Data records ▸

[start]

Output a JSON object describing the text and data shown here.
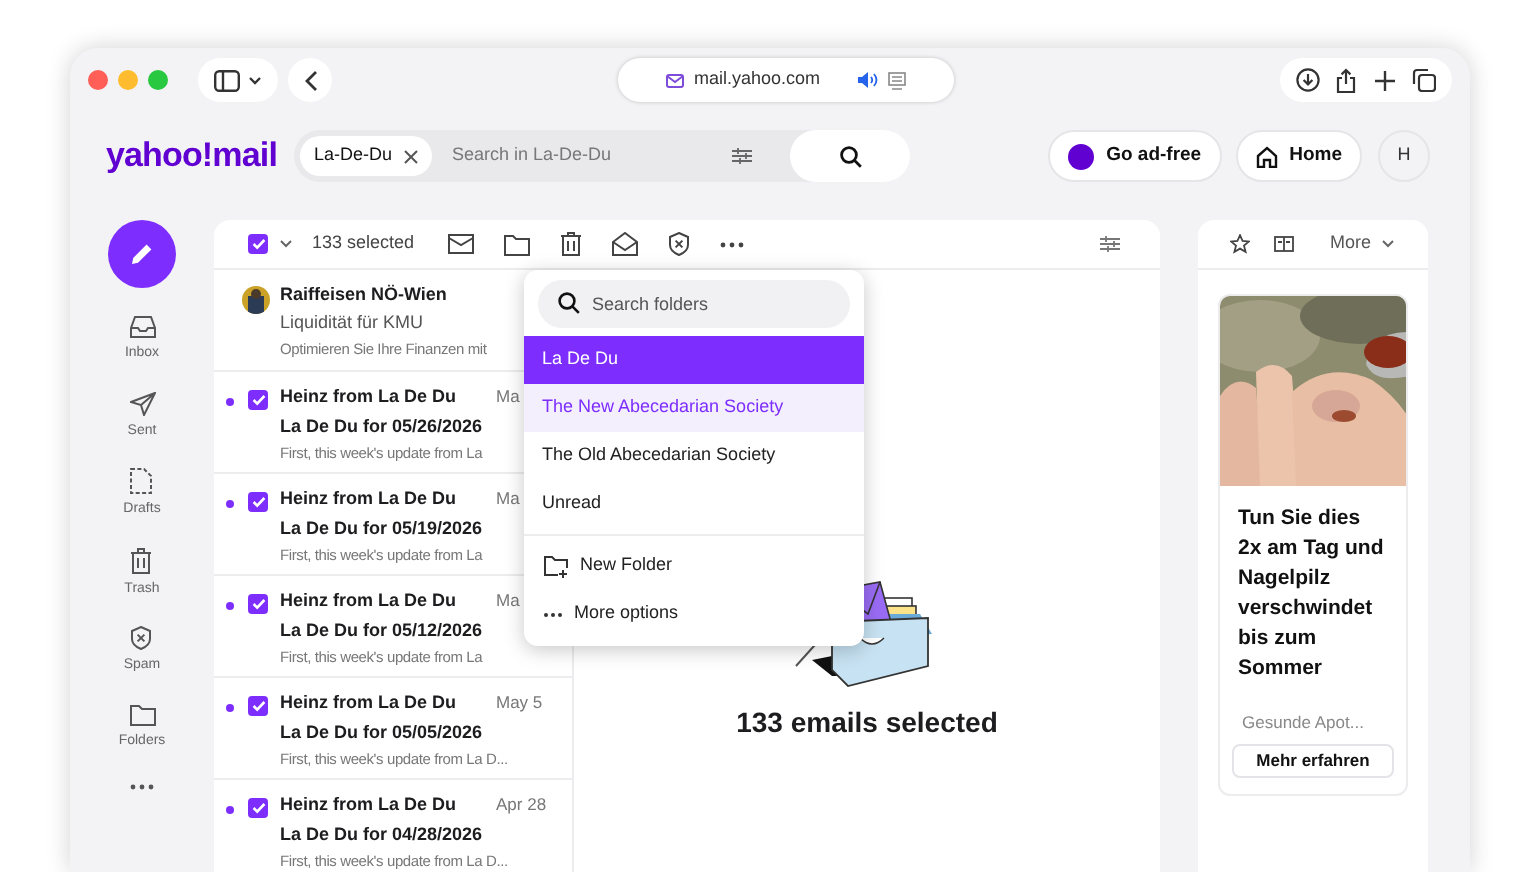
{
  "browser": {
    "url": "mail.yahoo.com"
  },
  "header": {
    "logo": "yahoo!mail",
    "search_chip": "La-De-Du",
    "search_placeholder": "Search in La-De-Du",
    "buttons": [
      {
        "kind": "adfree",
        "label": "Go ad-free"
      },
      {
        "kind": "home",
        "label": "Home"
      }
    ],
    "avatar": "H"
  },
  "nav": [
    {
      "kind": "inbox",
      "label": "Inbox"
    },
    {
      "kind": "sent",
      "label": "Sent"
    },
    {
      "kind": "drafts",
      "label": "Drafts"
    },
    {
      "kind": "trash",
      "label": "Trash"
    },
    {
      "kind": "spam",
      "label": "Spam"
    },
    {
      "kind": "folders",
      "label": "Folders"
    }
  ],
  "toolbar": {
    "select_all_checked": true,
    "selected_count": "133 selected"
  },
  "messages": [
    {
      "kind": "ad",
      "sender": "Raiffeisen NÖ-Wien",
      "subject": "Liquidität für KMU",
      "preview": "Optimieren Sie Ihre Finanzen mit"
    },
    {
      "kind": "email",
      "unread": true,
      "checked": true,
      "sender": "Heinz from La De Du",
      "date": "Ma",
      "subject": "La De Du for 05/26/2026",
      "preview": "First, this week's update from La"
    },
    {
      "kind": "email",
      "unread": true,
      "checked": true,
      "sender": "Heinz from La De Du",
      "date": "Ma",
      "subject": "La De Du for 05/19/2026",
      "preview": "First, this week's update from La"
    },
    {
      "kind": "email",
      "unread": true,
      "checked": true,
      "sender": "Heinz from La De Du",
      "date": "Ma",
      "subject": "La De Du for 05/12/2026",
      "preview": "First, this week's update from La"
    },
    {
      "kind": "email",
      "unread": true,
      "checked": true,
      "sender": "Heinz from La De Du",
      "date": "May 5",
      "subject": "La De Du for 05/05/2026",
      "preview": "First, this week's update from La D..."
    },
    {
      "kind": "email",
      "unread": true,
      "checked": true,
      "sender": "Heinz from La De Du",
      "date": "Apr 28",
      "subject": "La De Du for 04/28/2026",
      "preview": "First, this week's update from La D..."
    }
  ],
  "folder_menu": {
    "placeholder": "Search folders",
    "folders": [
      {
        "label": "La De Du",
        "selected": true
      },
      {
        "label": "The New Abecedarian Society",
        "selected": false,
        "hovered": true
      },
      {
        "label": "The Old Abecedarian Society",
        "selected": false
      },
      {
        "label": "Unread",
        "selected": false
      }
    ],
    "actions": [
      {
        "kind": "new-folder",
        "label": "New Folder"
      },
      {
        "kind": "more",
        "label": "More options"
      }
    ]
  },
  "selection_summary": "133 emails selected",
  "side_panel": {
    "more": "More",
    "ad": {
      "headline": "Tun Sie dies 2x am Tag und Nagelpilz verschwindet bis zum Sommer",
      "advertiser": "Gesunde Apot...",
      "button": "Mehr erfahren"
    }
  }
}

[end]

Aim ▸ Omit any images, then output the listing exactly.

Result ▸
Output a JSON object describing the text and data shown here.
{
  "browser": {
    "url": "mail.yahoo.com"
  },
  "header": {
    "logo": "yahoo!mail",
    "search_chip": "La-De-Du",
    "search_placeholder": "Search in La-De-Du",
    "buttons": [
      {
        "kind": "adfree",
        "label": "Go ad-free"
      },
      {
        "kind": "home",
        "label": "Home"
      }
    ],
    "avatar": "H"
  },
  "nav": [
    {
      "kind": "inbox",
      "label": "Inbox"
    },
    {
      "kind": "sent",
      "label": "Sent"
    },
    {
      "kind": "drafts",
      "label": "Drafts"
    },
    {
      "kind": "trash",
      "label": "Trash"
    },
    {
      "kind": "spam",
      "label": "Spam"
    },
    {
      "kind": "folders",
      "label": "Folders"
    }
  ],
  "toolbar": {
    "select_all_checked": true,
    "selected_count": "133 selected"
  },
  "messages": [
    {
      "kind": "ad",
      "sender": "Raiffeisen NÖ-Wien",
      "subject": "Liquidität für KMU",
      "preview": "Optimieren Sie Ihre Finanzen mit"
    },
    {
      "kind": "email",
      "unread": true,
      "checked": true,
      "sender": "Heinz from La De Du",
      "date": "Ma",
      "subject": "La De Du for 05/26/2026",
      "preview": "First, this week's update from La"
    },
    {
      "kind": "email",
      "unread": true,
      "checked": true,
      "sender": "Heinz from La De Du",
      "date": "Ma",
      "subject": "La De Du for 05/19/2026",
      "preview": "First, this week's update from La"
    },
    {
      "kind": "email",
      "unread": true,
      "checked": true,
      "sender": "Heinz from La De Du",
      "date": "Ma",
      "subject": "La De Du for 05/12/2026",
      "preview": "First, this week's update from La"
    },
    {
      "kind": "email",
      "unread": true,
      "checked": true,
      "sender": "Heinz from La De Du",
      "date": "May 5",
      "subject": "La De Du for 05/05/2026",
      "preview": "First, this week's update from La D..."
    },
    {
      "kind": "email",
      "unread": true,
      "checked": true,
      "sender": "Heinz from La De Du",
      "date": "Apr 28",
      "subject": "La De Du for 04/28/2026",
      "preview": "First, this week's update from La D..."
    }
  ],
  "folder_menu": {
    "placeholder": "Search folders",
    "folders": [
      {
        "label": "La De Du",
        "selected": true
      },
      {
        "label": "The New Abecedarian Society",
        "selected": false,
        "hovered": true
      },
      {
        "label": "The Old Abecedarian Society",
        "selected": false
      },
      {
        "label": "Unread",
        "selected": false
      }
    ],
    "actions": [
      {
        "kind": "new-folder",
        "label": "New Folder"
      },
      {
        "kind": "more",
        "label": "More options"
      }
    ]
  },
  "selection_summary": "133 emails selected",
  "side_panel": {
    "more": "More",
    "ad": {
      "headline": "Tun Sie dies 2x am Tag und Nagelpilz verschwindet bis zum Sommer",
      "advertiser": "Gesunde Apot...",
      "button": "Mehr erfahren"
    }
  }
}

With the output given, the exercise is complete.